Directions
Your task is to print all of the data word for word.

### The input

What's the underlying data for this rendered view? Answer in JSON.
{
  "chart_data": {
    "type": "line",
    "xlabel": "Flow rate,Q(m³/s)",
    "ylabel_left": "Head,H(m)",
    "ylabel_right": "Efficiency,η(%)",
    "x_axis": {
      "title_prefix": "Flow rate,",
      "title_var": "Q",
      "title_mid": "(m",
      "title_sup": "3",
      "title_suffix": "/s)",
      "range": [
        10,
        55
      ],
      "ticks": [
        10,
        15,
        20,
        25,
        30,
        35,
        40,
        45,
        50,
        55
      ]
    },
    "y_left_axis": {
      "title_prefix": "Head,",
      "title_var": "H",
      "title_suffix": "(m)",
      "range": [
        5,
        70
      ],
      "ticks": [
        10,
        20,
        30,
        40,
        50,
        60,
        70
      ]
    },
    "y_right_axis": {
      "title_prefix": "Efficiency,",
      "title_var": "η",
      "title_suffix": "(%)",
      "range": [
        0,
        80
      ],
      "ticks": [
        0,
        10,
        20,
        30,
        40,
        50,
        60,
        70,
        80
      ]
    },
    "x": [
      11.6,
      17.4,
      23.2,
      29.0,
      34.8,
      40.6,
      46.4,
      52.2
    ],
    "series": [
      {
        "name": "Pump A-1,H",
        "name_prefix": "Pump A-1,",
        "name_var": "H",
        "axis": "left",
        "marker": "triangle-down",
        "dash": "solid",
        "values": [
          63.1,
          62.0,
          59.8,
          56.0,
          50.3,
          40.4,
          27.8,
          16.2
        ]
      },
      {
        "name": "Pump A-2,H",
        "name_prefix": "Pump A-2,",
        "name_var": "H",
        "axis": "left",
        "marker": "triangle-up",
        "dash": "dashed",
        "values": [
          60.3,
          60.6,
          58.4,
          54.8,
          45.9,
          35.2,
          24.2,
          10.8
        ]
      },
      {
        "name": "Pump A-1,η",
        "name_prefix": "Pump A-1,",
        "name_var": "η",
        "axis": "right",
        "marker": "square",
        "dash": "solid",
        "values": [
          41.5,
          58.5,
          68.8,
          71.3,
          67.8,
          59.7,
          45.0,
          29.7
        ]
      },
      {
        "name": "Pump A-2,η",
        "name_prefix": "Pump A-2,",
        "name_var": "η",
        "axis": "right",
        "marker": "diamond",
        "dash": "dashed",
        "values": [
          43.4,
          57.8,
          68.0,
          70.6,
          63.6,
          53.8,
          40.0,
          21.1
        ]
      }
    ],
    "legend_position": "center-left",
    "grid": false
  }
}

######

Written reply
What's the underlying data for this rendered view? Answer in JSON.
{
  "chart_data": {
    "type": "line",
    "xlabel": "Flow rate,Q(m³/s)",
    "ylabel_left": "Head,H(m)",
    "ylabel_right": "Efficiency,η(%)",
    "x_axis": {
      "title_prefix": "Flow rate,",
      "title_var": "Q",
      "title_mid": "(m",
      "title_sup": "3",
      "title_suffix": "/s)",
      "range": [
        10,
        55
      ],
      "ticks": [
        10,
        15,
        20,
        25,
        30,
        35,
        40,
        45,
        50,
        55
      ]
    },
    "y_left_axis": {
      "title_prefix": "Head,",
      "title_var": "H",
      "title_suffix": "(m)",
      "range": [
        5,
        70
      ],
      "ticks": [
        10,
        20,
        30,
        40,
        50,
        60,
        70
      ]
    },
    "y_right_axis": {
      "title_prefix": "Efficiency,",
      "title_var": "η",
      "title_suffix": "(%)",
      "range": [
        0,
        80
      ],
      "ticks": [
        0,
        10,
        20,
        30,
        40,
        50,
        60,
        70,
        80
      ]
    },
    "x": [
      11.6,
      17.4,
      23.2,
      29.0,
      34.8,
      40.6,
      46.4,
      52.2
    ],
    "series": [
      {
        "name": "Pump A-1,H",
        "name_prefix": "Pump A-1,",
        "name_var": "H",
        "axis": "left",
        "marker": "triangle-down",
        "dash": "solid",
        "values": [
          63.1,
          62.0,
          59.8,
          56.0,
          50.3,
          40.4,
          27.8,
          16.2
        ]
      },
      {
        "name": "Pump A-2,H",
        "name_prefix": "Pump A-2,",
        "name_var": "H",
        "axis": "left",
        "marker": "triangle-up",
        "dash": "dashed",
        "values": [
          60.3,
          60.6,
          58.4,
          54.8,
          45.9,
          35.2,
          24.2,
          10.8
        ]
      },
      {
        "name": "Pump A-1,η",
        "name_prefix": "Pump A-1,",
        "name_var": "η",
        "axis": "right",
        "marker": "square",
        "dash": "solid",
        "values": [
          41.5,
          58.5,
          68.8,
          71.3,
          67.8,
          59.7,
          45.0,
          29.7
        ]
      },
      {
        "name": "Pump A-2,η",
        "name_prefix": "Pump A-2,",
        "name_var": "η",
        "axis": "right",
        "marker": "diamond",
        "dash": "dashed",
        "values": [
          43.4,
          57.8,
          68.0,
          70.6,
          63.6,
          53.8,
          40.0,
          21.1
        ]
      }
    ],
    "legend_position": "center-left",
    "grid": false
  }
}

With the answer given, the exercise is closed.